▸ **STATED TASK**
Check each line of the material. Copy those containing "JSON".

▸ **DATA EXTRACT**
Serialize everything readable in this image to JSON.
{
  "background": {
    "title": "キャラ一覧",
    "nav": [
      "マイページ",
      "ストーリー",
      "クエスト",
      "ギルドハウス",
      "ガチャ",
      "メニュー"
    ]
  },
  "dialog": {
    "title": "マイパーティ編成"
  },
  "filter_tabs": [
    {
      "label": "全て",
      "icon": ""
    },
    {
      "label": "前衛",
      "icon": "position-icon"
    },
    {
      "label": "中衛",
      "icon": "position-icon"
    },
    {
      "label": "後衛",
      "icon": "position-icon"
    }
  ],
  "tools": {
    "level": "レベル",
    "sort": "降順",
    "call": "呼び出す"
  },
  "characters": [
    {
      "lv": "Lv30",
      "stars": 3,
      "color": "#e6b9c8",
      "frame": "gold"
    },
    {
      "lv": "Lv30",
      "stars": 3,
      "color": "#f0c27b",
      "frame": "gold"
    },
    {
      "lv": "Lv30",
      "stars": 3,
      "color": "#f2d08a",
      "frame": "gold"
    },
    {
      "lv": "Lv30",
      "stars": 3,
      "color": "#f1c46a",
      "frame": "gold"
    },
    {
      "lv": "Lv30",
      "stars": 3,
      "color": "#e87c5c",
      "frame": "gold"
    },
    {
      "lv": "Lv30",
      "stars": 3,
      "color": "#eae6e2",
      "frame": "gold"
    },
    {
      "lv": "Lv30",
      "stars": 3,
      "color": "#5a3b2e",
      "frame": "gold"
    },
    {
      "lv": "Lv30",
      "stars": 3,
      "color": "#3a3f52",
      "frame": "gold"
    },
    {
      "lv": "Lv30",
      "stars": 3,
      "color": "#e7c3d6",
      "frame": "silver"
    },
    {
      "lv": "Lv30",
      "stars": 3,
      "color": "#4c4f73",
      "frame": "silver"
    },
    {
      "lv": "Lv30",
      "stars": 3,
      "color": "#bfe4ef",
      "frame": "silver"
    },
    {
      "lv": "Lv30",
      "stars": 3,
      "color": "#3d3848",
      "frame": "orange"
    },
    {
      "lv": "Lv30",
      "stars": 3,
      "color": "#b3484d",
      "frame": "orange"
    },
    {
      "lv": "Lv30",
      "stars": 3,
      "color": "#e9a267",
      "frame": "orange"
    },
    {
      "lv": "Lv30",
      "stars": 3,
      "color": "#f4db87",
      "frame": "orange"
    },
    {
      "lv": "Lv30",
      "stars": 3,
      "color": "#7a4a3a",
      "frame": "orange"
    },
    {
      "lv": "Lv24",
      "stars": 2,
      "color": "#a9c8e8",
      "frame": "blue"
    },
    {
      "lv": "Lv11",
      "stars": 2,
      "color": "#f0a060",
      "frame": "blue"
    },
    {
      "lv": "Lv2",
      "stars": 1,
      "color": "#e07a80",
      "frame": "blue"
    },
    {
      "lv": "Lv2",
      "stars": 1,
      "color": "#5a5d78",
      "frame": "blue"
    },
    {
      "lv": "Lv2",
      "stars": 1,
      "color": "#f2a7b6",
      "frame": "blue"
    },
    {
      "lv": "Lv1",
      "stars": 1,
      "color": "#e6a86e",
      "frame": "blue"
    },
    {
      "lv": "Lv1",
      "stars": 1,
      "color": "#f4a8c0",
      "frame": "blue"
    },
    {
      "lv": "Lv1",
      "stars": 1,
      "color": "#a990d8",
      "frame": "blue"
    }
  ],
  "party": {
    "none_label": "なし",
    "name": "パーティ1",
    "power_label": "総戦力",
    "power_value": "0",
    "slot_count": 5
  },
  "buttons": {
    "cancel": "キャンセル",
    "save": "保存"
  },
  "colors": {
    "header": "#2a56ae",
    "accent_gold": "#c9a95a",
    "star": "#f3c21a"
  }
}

...

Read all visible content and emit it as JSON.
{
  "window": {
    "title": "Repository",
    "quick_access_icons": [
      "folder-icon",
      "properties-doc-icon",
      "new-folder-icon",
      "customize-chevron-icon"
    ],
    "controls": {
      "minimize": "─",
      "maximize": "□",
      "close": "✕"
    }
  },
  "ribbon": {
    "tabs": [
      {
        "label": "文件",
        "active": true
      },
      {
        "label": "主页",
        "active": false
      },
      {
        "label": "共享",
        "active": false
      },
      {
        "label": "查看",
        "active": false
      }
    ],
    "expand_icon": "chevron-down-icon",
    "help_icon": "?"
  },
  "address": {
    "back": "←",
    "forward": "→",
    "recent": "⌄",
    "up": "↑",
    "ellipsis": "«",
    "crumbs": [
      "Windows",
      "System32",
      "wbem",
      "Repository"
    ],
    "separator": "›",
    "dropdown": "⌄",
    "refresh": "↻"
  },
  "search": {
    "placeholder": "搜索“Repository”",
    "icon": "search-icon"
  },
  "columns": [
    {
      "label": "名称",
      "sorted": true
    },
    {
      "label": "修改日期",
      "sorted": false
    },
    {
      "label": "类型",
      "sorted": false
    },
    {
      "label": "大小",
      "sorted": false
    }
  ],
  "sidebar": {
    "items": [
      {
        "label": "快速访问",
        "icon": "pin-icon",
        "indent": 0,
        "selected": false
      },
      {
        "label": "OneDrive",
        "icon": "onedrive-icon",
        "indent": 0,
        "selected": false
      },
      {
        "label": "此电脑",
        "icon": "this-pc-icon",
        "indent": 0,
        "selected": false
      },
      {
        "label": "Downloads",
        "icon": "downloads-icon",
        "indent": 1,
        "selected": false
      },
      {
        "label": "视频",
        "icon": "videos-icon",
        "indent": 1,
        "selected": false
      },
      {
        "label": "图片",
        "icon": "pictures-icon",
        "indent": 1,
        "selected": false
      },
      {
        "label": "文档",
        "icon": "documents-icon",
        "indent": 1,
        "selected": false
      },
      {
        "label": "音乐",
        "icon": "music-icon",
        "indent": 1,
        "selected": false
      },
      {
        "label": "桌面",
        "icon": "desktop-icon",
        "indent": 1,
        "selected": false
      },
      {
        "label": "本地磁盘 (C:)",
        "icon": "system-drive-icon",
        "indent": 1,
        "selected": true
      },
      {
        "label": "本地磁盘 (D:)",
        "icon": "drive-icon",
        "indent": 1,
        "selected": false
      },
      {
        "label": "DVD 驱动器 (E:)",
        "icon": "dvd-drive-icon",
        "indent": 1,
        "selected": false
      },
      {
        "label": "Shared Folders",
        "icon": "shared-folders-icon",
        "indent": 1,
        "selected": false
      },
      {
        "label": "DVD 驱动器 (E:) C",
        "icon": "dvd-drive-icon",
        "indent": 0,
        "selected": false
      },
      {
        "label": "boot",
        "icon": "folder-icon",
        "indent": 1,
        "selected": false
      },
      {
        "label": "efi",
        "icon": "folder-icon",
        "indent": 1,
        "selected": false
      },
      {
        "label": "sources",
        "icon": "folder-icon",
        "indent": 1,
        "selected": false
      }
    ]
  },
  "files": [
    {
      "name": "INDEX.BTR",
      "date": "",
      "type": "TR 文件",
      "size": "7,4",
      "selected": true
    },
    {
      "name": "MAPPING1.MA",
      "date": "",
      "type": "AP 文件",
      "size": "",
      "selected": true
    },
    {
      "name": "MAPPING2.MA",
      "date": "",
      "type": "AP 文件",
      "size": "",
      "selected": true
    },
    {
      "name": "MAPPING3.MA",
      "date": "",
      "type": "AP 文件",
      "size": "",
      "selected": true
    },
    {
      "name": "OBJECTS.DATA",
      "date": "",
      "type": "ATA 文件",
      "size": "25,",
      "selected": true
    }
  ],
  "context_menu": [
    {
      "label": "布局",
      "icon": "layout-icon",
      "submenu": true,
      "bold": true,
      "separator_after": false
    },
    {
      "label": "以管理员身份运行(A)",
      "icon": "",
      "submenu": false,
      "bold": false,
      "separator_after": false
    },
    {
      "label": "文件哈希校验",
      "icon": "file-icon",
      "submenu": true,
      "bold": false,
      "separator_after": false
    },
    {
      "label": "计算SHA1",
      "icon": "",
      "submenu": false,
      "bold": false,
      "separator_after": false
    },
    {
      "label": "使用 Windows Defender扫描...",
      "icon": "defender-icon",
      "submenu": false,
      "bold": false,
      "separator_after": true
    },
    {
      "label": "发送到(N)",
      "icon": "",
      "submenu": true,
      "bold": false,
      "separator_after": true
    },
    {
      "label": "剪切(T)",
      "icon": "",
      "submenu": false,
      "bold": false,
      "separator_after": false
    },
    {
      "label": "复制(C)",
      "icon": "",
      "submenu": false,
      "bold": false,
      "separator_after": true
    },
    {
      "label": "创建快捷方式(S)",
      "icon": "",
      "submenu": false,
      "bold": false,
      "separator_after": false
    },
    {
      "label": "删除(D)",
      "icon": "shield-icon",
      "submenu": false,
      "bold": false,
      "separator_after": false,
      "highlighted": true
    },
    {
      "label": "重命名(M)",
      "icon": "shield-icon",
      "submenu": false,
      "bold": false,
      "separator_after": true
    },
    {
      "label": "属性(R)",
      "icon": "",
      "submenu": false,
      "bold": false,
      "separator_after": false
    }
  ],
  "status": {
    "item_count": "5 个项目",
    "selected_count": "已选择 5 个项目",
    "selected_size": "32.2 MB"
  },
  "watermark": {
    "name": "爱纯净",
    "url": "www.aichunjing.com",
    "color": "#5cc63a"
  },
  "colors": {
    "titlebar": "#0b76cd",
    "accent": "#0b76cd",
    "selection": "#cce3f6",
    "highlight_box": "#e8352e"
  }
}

▸ **WRITTEN RESPONSE**
Serialize everything readable in this image to JSON.
Read all visible content and emit it as JSON.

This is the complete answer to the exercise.